> **Task prompt**: Whenever a line contains the string "Rest", copy it out of the entries.

> **Record set**:
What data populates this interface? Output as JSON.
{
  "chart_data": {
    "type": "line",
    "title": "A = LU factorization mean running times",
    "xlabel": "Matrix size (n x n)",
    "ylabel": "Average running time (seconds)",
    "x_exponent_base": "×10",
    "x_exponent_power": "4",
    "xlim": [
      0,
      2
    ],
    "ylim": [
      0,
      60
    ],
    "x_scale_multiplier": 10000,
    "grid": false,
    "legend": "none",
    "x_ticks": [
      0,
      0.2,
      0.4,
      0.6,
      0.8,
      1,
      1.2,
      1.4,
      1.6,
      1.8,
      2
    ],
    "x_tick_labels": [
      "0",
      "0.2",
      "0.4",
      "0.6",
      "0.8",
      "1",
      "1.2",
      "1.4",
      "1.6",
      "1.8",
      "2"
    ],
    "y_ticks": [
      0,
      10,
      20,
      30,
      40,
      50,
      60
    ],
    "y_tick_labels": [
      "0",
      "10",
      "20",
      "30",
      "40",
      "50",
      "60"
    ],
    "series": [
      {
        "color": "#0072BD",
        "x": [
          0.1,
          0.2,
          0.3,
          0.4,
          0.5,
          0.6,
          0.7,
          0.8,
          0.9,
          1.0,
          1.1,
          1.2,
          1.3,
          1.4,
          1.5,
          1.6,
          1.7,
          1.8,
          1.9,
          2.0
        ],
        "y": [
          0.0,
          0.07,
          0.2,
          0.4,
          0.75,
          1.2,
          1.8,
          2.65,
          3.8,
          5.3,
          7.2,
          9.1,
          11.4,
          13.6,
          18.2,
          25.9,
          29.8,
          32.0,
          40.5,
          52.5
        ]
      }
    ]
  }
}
---
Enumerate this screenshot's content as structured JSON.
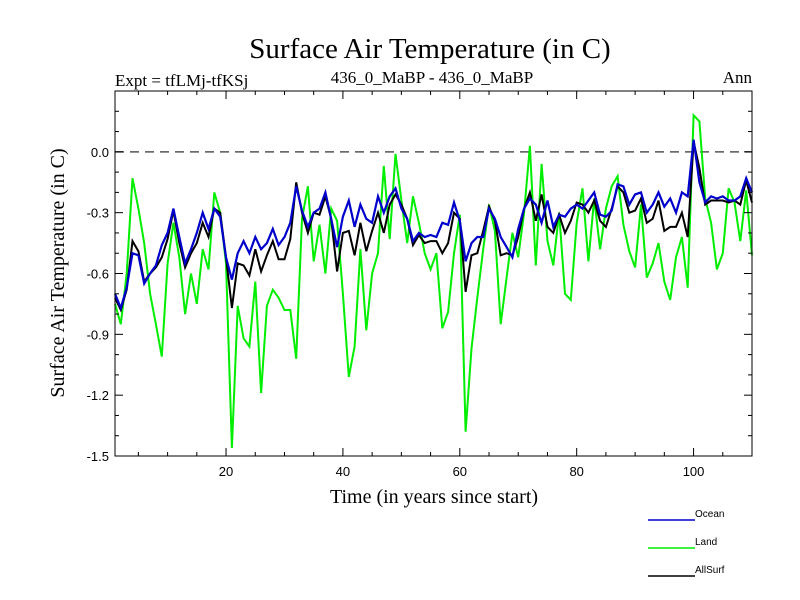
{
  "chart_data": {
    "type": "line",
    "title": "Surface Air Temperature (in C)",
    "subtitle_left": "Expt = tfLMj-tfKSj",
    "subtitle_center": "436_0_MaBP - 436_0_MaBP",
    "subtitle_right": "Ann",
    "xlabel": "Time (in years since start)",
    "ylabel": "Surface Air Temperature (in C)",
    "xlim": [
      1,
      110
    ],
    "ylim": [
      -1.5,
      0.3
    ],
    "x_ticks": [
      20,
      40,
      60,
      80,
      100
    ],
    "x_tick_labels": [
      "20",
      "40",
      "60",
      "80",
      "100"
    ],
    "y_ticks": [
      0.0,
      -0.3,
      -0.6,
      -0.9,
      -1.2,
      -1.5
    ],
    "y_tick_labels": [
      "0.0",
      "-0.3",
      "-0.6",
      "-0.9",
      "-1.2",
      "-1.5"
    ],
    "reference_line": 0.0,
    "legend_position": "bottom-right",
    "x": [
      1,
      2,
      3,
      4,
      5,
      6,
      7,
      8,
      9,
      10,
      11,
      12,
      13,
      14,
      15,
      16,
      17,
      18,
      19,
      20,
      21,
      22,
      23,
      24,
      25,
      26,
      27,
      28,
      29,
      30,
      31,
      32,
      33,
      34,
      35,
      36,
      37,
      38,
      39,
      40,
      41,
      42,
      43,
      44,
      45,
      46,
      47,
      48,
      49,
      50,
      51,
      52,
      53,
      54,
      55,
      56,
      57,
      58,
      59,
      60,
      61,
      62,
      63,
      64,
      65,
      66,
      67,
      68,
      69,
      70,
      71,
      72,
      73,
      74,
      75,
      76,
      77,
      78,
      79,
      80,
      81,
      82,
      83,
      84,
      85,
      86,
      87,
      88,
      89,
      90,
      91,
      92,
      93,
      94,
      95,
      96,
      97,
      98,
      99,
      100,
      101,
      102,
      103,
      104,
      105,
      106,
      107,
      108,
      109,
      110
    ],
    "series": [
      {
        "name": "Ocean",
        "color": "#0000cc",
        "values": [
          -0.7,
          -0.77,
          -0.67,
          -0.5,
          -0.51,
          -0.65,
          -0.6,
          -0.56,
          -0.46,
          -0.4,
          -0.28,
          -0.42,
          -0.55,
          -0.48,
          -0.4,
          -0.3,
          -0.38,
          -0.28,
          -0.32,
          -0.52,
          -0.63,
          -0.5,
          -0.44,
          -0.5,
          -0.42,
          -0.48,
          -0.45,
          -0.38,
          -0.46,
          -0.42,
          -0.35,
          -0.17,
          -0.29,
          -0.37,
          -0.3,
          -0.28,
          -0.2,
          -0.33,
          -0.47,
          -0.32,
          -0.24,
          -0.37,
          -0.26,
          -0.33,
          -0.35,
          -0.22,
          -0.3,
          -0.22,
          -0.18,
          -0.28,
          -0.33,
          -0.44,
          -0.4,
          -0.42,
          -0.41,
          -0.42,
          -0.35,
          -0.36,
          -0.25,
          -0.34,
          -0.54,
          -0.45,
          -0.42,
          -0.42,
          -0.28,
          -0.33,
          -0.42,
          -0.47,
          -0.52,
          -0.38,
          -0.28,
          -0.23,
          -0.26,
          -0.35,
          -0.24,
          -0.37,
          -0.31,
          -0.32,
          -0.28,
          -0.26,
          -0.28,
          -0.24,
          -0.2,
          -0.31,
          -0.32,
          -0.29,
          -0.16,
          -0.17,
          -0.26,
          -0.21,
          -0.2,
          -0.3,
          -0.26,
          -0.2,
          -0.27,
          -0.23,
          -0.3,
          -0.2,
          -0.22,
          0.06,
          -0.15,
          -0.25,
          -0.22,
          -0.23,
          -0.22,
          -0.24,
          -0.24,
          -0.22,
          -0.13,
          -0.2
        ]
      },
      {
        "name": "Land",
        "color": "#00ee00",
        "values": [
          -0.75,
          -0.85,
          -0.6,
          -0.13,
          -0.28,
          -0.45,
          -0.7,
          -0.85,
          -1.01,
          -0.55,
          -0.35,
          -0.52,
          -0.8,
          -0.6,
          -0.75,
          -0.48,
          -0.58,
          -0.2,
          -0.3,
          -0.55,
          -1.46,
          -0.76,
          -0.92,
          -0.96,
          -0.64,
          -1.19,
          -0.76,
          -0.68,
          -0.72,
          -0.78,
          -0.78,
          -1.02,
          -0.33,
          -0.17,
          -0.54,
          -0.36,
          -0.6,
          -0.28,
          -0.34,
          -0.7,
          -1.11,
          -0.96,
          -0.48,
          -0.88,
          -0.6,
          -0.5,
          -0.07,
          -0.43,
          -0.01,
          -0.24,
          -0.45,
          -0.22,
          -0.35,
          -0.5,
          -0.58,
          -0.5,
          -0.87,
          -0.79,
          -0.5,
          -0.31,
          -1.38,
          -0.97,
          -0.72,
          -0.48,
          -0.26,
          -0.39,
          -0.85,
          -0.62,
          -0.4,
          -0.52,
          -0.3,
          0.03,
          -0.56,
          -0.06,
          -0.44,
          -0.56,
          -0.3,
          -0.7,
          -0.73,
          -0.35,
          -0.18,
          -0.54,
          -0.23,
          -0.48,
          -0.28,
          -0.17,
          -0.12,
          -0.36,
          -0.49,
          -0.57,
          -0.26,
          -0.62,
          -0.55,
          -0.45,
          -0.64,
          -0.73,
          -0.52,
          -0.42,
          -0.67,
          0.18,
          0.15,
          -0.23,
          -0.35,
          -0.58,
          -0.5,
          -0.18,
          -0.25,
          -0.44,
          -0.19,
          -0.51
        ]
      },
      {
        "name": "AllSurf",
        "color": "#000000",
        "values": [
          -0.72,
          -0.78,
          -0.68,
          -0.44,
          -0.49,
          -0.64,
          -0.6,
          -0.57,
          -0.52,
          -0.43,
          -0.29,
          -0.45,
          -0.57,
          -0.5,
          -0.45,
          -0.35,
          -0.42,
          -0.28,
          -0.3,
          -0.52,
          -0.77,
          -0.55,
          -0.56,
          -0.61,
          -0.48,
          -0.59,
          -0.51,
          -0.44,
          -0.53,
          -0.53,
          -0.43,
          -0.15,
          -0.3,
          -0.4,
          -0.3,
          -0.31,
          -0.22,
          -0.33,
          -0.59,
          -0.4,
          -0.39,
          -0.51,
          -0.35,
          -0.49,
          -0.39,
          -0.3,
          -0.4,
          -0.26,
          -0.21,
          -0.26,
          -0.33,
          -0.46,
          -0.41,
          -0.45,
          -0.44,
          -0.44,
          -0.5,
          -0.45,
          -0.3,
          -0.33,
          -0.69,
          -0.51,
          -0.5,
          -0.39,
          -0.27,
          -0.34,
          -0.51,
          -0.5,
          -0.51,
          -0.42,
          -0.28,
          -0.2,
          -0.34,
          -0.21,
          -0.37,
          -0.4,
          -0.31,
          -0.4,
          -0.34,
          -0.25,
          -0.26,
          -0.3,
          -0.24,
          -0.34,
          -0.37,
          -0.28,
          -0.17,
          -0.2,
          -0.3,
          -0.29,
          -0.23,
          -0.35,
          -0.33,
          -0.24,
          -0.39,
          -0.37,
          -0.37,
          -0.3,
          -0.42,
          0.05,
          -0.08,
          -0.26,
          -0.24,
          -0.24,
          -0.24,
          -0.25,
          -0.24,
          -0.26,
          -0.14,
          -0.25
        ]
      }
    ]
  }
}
* * *
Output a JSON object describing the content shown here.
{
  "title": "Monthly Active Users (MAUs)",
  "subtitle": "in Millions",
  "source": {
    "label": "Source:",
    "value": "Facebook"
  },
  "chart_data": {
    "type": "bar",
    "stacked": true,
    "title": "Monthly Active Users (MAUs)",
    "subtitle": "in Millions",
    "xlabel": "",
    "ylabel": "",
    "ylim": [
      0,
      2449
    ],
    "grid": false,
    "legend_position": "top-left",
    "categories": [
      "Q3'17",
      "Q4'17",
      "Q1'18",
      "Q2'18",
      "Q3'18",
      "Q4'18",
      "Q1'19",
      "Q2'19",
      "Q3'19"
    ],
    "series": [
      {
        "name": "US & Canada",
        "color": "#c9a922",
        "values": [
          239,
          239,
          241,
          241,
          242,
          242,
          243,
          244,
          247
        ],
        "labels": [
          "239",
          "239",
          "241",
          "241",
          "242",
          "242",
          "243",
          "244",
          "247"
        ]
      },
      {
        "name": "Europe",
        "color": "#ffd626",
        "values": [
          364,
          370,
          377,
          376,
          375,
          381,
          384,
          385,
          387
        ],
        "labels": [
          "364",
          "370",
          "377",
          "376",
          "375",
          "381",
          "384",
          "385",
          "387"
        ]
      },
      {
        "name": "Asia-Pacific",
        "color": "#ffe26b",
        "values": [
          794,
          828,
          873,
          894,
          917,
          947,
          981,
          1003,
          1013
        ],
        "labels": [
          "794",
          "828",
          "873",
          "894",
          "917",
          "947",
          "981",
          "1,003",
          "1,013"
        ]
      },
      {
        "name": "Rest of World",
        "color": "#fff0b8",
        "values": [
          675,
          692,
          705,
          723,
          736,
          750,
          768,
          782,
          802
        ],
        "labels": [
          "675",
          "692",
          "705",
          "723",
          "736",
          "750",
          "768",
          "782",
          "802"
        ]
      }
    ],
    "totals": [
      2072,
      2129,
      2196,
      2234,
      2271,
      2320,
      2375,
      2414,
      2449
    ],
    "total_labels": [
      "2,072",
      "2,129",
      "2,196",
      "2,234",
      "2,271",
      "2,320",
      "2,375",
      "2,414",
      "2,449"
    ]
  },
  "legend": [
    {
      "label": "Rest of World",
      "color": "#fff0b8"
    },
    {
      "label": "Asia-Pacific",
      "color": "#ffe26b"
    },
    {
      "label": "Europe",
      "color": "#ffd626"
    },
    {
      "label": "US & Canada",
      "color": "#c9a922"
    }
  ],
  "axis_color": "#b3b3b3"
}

> **Exercise response**:
        "name": "Rest of World",
      "label": "Rest of World",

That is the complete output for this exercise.